→ Problem requirements
From the entries below, gather every line containing the string "sample".

→ Data for this task
+--

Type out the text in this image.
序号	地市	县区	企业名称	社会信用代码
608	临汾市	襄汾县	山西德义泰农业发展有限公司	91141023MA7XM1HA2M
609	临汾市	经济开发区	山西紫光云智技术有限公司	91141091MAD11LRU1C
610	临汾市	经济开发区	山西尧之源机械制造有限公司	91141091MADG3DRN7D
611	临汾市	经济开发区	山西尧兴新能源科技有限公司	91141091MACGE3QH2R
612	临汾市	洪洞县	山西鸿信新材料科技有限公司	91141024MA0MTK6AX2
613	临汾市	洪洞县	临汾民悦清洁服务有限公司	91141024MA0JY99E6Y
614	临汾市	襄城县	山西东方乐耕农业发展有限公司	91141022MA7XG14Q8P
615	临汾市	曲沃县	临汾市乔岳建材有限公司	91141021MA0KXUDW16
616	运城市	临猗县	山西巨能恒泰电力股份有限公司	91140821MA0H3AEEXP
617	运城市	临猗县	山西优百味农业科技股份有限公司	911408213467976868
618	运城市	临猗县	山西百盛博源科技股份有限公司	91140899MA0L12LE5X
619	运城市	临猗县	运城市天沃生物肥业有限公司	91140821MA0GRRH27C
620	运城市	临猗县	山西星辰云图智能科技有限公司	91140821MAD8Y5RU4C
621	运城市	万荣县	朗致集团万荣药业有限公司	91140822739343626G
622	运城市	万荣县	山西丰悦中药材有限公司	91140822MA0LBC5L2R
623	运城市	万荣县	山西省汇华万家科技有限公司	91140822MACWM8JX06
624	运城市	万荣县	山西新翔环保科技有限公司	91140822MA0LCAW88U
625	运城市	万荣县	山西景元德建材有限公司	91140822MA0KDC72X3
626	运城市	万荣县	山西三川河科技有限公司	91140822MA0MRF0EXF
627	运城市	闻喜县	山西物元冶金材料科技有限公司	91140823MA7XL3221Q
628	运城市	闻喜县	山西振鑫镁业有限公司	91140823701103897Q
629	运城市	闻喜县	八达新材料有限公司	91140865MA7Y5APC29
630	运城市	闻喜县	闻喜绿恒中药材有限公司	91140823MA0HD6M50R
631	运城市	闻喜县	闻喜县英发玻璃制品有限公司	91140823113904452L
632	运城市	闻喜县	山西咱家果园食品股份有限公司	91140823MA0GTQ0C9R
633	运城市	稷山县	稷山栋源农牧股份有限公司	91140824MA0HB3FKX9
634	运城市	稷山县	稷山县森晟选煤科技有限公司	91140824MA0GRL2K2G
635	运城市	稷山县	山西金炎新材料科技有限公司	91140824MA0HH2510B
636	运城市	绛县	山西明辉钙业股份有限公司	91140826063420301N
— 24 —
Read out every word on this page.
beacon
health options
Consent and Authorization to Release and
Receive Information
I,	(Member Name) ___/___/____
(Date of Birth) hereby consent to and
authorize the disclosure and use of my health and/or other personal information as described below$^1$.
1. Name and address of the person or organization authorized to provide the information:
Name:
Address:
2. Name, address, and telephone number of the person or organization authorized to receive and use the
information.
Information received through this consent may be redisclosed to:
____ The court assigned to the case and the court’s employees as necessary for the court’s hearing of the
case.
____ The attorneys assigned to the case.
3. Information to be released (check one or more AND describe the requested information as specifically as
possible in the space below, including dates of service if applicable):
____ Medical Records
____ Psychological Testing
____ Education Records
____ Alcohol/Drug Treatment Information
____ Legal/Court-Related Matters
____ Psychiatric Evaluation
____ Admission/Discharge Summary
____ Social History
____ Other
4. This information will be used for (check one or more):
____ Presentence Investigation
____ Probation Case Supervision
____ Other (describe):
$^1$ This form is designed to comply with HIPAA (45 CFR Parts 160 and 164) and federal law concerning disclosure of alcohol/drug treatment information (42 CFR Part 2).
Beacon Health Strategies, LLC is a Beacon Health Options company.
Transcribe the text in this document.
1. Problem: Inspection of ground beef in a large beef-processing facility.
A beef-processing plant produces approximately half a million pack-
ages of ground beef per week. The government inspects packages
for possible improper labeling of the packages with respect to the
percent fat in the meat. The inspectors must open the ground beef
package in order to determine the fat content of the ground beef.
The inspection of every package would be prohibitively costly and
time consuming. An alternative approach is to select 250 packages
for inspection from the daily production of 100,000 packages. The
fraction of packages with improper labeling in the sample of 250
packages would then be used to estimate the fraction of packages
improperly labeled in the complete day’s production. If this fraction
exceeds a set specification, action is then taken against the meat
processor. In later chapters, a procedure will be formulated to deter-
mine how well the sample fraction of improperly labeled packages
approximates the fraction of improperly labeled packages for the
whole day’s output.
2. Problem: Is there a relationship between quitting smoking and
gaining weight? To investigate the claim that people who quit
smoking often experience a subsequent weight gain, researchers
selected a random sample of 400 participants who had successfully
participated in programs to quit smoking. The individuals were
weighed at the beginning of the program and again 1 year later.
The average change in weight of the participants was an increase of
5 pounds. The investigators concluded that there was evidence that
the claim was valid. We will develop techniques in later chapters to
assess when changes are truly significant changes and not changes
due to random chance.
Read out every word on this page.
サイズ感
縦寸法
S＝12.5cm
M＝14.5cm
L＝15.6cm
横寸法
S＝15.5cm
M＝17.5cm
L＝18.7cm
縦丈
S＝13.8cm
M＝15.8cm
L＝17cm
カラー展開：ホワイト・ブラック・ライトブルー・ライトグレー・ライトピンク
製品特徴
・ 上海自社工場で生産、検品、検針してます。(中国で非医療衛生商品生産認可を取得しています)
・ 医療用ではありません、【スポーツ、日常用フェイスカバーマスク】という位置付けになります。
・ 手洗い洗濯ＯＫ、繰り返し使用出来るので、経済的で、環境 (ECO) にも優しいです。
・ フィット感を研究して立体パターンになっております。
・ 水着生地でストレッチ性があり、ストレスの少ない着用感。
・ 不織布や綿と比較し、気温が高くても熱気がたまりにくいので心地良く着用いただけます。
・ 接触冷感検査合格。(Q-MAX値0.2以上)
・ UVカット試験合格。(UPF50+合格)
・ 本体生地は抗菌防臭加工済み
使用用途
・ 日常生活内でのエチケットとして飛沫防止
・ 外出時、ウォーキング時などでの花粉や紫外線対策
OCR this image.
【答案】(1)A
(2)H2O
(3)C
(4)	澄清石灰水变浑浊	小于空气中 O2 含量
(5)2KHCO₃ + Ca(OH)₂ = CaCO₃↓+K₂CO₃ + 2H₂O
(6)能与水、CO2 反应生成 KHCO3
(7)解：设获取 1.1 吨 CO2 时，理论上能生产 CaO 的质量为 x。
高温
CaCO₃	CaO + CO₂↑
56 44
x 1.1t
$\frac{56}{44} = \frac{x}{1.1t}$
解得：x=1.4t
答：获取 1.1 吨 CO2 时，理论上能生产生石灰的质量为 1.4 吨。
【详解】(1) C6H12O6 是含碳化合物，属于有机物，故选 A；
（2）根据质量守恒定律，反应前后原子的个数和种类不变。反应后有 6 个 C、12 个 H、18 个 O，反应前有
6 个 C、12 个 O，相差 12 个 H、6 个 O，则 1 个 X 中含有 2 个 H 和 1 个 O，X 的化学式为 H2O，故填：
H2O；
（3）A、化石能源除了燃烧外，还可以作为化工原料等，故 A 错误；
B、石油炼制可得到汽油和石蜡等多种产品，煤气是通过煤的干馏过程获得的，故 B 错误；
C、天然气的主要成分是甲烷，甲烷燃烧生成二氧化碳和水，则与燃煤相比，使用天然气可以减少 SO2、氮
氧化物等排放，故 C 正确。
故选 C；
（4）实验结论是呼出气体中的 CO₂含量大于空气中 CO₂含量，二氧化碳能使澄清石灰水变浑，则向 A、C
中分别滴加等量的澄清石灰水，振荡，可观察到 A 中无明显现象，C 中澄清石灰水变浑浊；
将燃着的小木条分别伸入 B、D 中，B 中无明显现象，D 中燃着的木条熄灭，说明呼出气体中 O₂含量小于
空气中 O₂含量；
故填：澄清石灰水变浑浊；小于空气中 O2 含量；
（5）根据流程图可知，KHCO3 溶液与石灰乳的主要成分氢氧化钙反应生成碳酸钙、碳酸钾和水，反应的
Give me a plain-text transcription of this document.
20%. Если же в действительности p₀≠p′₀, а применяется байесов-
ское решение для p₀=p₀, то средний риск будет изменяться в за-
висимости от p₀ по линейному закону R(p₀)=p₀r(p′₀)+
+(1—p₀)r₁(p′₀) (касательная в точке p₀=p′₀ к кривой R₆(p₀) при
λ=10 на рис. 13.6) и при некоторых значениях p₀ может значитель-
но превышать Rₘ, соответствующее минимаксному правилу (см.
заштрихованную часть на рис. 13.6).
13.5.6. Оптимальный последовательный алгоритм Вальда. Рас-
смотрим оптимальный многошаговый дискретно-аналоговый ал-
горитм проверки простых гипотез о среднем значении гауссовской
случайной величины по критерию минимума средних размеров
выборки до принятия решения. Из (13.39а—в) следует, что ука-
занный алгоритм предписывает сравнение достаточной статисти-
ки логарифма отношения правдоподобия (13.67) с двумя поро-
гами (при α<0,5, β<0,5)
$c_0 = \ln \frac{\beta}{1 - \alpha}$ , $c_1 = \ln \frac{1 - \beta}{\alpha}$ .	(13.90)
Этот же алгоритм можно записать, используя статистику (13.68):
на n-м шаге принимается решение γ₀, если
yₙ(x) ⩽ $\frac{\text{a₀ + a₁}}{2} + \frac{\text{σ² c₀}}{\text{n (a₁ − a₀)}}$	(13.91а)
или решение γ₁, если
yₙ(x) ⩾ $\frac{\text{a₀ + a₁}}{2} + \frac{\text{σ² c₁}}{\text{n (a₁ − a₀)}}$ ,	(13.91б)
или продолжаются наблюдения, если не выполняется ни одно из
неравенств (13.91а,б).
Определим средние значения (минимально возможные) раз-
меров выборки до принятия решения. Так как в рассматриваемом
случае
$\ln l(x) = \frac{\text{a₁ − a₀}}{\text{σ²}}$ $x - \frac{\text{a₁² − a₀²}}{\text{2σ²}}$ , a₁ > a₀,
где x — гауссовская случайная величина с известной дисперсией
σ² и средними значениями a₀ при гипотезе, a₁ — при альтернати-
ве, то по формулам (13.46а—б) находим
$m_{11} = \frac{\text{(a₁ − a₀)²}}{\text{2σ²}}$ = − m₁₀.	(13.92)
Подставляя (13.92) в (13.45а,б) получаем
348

+--

→ Problem solution
fraction of packages with improper labeling in the sample of 250
mine how well the sample fraction of improperly labeled packages
selected a random sample of 400 participants who had successfully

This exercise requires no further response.